Stored dataset items:
____
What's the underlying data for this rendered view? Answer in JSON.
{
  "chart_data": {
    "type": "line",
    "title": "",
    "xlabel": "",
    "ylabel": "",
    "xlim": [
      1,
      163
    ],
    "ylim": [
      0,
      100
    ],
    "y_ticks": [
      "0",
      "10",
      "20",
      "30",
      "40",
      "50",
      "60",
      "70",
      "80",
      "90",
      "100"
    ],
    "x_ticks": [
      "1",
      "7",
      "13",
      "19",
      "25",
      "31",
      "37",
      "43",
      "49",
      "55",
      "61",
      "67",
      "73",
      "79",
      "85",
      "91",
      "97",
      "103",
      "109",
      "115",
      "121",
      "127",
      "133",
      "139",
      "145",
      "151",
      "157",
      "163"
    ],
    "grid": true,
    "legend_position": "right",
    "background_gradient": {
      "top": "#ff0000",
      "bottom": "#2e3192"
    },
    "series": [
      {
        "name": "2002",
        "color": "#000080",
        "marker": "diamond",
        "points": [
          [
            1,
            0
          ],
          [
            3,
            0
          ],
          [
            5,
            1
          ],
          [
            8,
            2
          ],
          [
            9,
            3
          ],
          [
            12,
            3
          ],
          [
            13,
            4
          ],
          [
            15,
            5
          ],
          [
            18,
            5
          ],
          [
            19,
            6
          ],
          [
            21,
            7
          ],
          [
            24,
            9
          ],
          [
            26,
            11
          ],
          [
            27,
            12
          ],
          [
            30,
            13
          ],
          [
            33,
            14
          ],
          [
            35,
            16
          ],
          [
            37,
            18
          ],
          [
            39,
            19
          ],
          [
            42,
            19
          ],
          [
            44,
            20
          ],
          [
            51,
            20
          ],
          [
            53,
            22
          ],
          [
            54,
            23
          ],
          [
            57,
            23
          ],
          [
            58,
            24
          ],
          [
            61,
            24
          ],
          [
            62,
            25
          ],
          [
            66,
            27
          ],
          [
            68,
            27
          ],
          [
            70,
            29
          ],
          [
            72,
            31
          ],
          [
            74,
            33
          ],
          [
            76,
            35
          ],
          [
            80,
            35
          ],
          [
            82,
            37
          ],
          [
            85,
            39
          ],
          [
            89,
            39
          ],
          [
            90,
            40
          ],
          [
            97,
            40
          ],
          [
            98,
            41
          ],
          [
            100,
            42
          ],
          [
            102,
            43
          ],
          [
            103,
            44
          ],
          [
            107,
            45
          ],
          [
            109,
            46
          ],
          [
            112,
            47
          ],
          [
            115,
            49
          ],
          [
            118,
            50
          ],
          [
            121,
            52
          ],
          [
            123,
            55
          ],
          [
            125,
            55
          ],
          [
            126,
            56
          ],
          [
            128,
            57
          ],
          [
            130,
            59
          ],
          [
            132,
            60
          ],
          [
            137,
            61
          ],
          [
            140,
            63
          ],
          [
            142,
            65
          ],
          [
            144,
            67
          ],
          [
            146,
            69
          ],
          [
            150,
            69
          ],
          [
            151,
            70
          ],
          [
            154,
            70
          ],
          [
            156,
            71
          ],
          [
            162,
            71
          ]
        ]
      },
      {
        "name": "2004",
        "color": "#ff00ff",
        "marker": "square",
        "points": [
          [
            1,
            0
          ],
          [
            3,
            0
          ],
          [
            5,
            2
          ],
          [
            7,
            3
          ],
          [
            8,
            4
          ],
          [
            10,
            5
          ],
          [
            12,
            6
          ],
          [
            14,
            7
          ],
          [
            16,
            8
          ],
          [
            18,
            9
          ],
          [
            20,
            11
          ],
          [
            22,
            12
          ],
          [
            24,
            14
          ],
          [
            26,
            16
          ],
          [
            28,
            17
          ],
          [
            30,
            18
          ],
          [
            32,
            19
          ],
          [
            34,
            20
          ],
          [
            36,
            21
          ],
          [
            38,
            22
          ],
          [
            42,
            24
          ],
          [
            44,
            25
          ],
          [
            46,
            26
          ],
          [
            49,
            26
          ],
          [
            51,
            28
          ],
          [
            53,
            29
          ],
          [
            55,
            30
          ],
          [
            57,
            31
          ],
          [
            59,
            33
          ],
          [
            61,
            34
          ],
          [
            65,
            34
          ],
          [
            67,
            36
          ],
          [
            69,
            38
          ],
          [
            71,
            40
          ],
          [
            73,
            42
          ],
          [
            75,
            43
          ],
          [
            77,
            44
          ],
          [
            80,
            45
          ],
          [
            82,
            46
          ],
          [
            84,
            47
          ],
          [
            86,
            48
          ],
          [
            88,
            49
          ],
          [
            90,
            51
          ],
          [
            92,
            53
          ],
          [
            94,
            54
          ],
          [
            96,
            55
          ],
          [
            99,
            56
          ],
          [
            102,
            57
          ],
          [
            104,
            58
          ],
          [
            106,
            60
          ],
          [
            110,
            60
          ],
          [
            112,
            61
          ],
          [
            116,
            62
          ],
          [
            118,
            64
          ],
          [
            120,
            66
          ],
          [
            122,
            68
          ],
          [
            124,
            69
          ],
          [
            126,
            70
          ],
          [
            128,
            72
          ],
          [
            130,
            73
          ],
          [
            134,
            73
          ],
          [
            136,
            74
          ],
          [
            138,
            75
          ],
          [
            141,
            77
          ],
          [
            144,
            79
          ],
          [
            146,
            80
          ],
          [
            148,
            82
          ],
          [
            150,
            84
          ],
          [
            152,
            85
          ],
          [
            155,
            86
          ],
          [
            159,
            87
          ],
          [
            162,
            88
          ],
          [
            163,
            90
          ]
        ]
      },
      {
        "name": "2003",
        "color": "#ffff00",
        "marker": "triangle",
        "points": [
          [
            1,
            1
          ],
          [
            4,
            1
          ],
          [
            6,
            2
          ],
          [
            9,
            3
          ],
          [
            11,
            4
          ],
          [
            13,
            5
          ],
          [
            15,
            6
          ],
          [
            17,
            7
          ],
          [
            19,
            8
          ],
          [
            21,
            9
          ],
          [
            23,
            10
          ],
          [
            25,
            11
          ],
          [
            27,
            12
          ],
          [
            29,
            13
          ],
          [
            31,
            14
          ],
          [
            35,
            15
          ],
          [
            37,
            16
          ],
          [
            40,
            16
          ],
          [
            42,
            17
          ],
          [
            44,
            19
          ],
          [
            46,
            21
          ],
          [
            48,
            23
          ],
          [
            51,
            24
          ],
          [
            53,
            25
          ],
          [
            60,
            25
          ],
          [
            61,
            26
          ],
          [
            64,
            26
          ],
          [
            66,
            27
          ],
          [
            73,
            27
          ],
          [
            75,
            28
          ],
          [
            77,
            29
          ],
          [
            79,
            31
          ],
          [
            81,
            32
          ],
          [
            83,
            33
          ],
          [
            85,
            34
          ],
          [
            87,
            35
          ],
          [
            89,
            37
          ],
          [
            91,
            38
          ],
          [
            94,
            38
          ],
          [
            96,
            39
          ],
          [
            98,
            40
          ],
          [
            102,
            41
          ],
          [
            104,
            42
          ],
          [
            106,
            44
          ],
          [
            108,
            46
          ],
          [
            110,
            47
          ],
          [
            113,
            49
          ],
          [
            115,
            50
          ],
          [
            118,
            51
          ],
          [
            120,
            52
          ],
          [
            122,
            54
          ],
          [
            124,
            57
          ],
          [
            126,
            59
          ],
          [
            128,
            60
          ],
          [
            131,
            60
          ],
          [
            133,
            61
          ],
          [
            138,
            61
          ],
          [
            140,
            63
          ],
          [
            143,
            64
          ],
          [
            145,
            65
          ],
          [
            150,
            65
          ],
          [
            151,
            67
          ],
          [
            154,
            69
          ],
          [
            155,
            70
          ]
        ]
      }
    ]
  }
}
____
Task requirements: Gather all lines from the listing above in which "marker" occurs.

Complete answer:
        "marker": "diamond",
        "marker": "square",
        "marker": "triangle",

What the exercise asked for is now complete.